MATERIAL TO PROCESS:

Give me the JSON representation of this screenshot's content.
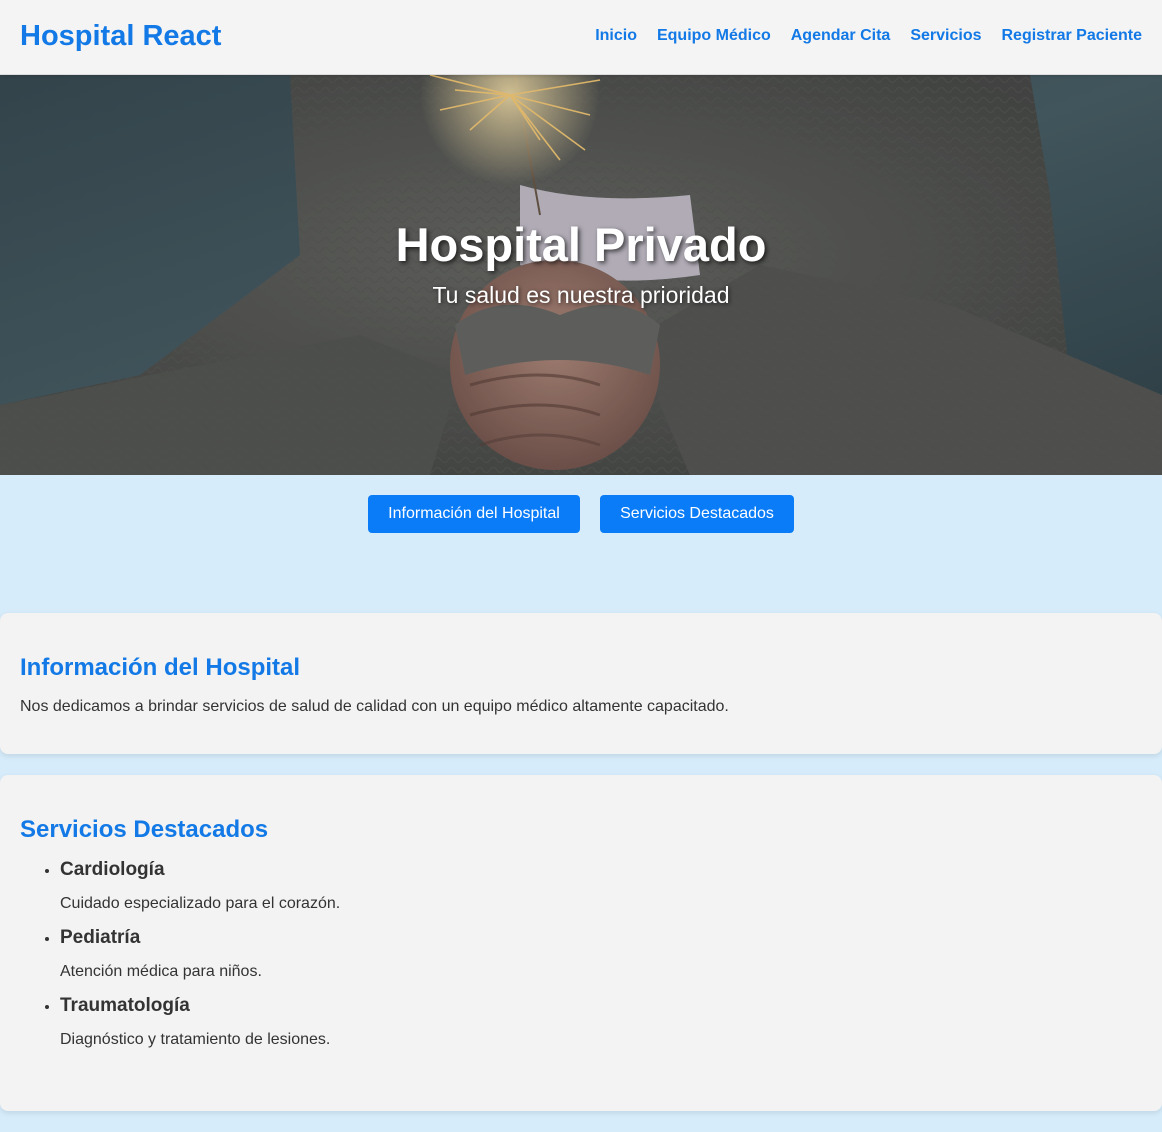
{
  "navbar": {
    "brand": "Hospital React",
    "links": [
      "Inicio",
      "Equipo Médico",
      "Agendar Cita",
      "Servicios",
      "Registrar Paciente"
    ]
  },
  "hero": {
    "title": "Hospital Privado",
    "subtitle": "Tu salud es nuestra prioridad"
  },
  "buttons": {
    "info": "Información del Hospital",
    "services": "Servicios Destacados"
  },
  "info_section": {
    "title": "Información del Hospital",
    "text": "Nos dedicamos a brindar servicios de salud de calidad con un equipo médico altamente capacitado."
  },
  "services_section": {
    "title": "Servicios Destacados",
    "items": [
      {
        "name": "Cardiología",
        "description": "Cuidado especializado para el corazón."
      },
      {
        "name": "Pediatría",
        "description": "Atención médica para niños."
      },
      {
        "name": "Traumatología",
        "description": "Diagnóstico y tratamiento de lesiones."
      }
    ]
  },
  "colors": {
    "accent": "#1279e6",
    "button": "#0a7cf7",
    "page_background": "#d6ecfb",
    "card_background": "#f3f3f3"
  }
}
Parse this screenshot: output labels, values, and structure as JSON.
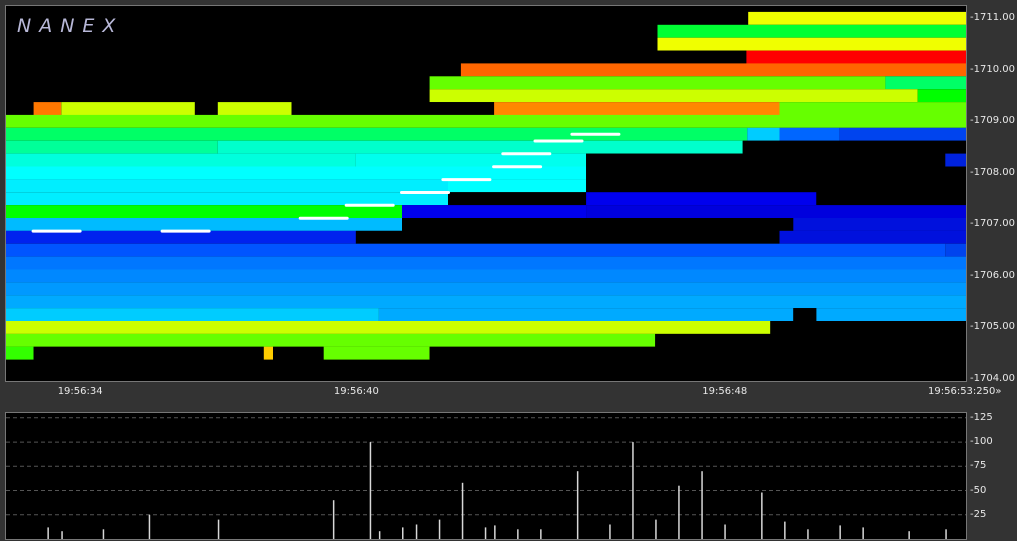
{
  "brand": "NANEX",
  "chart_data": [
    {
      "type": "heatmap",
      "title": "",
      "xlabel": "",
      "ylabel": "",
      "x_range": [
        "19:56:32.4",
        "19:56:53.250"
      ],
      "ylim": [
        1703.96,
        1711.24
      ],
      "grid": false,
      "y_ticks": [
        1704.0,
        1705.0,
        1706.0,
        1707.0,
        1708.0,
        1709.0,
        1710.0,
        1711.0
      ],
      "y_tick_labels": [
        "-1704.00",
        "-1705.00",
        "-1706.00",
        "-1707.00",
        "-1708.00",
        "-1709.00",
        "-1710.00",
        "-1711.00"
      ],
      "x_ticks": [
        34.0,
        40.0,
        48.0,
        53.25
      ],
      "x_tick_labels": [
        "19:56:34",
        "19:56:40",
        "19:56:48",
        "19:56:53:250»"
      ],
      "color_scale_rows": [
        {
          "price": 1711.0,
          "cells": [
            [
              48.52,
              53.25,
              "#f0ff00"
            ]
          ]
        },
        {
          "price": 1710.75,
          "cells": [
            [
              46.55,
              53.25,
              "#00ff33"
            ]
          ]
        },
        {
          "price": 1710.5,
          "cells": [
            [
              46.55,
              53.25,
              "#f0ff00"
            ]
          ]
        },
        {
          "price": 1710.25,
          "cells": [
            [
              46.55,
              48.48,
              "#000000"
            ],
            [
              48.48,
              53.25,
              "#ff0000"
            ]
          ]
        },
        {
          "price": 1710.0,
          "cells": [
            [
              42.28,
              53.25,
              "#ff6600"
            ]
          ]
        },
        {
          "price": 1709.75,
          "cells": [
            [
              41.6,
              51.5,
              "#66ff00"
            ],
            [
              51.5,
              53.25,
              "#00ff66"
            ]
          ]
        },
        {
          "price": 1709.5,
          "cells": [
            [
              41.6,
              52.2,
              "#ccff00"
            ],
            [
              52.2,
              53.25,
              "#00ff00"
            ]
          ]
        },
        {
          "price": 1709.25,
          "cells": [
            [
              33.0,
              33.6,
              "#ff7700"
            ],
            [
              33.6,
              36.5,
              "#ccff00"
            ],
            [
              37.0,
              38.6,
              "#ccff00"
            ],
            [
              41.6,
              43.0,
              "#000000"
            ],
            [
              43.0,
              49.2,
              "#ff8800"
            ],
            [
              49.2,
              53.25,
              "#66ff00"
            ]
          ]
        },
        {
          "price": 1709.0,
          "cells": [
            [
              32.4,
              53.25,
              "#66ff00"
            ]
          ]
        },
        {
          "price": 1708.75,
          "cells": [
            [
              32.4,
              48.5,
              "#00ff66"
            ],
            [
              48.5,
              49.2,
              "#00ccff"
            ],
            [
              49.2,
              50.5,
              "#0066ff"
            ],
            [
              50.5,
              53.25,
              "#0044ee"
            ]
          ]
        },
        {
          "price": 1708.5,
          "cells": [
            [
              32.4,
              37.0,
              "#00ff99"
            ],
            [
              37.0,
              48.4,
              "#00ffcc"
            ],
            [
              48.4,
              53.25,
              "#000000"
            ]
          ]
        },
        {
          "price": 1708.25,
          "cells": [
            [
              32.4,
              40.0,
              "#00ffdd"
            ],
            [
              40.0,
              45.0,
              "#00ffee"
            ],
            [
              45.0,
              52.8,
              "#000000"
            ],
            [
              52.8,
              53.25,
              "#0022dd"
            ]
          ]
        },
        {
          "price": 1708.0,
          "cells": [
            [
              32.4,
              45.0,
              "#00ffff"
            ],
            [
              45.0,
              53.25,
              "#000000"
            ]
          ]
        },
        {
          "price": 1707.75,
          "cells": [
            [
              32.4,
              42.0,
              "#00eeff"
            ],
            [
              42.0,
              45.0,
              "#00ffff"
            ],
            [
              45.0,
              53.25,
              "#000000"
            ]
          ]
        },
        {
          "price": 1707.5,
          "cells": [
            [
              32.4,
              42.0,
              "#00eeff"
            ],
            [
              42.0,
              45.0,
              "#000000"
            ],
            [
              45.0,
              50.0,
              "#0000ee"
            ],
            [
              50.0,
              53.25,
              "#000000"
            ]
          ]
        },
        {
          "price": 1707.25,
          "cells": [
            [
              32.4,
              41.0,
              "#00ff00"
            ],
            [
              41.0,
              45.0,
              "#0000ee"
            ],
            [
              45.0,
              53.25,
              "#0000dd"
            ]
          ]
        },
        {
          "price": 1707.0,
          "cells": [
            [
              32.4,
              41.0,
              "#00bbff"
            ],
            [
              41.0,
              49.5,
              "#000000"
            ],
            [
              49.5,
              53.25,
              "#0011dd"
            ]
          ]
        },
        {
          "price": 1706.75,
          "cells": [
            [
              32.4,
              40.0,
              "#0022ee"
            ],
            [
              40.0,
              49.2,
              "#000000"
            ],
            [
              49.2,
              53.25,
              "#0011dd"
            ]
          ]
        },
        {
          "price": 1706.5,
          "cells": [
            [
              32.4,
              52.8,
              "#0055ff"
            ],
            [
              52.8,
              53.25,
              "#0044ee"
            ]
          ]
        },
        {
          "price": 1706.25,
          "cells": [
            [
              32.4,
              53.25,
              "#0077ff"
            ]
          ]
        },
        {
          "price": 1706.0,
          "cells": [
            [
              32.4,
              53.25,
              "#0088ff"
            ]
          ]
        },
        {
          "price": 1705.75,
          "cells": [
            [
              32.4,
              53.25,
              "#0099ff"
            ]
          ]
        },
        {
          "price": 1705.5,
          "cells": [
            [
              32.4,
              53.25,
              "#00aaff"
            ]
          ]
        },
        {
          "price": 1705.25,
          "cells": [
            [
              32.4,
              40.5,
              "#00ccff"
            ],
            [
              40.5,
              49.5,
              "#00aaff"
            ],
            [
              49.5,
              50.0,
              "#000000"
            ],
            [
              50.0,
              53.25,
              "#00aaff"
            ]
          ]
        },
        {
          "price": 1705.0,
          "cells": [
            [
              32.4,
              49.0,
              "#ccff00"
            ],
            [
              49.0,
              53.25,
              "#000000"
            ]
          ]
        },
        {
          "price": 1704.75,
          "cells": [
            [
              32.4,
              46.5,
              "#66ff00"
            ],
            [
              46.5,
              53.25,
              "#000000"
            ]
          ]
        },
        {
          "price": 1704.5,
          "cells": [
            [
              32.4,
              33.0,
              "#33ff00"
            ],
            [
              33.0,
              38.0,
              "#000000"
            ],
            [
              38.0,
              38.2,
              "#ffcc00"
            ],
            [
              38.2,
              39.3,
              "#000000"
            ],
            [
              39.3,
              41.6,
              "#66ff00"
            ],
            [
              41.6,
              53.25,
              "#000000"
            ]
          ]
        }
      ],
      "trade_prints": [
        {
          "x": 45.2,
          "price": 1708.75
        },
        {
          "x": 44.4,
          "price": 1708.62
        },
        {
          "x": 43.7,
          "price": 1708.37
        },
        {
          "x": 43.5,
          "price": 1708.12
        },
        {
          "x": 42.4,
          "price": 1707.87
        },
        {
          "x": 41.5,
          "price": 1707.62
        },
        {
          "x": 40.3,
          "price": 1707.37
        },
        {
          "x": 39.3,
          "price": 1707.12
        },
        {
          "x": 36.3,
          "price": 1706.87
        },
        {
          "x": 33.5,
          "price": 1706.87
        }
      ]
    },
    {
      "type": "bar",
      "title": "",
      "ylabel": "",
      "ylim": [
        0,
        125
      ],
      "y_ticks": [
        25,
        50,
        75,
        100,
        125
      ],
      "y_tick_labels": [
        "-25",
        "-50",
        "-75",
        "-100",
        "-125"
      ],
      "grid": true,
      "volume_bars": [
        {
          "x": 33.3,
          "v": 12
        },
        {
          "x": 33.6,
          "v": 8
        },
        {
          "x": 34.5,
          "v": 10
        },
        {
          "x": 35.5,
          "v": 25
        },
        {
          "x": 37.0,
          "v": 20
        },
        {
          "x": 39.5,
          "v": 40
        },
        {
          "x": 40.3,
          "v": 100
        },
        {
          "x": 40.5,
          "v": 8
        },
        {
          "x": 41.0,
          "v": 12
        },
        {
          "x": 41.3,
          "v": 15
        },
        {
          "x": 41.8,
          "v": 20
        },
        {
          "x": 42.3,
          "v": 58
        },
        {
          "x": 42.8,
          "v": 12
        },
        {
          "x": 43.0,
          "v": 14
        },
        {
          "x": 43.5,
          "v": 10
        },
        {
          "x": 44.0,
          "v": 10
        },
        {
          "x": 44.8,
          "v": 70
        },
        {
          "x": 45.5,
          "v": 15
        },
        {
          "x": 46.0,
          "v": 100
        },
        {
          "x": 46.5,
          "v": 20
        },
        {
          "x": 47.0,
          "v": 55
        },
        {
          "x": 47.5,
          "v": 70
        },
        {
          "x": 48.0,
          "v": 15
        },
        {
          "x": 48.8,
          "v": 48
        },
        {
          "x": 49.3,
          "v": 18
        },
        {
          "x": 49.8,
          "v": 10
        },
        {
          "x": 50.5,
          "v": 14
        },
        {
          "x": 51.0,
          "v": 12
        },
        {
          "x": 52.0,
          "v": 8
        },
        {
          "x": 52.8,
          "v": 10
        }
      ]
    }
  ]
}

DESCRIPTION OF THE TASK: Return, from the data, each line that has the word "JSON" in it.

SOLUTION TO THE EXERCISE:
Give me the JSON representation of this screenshot's content.
Parse this screenshot: output labels, values, and structure as JSON.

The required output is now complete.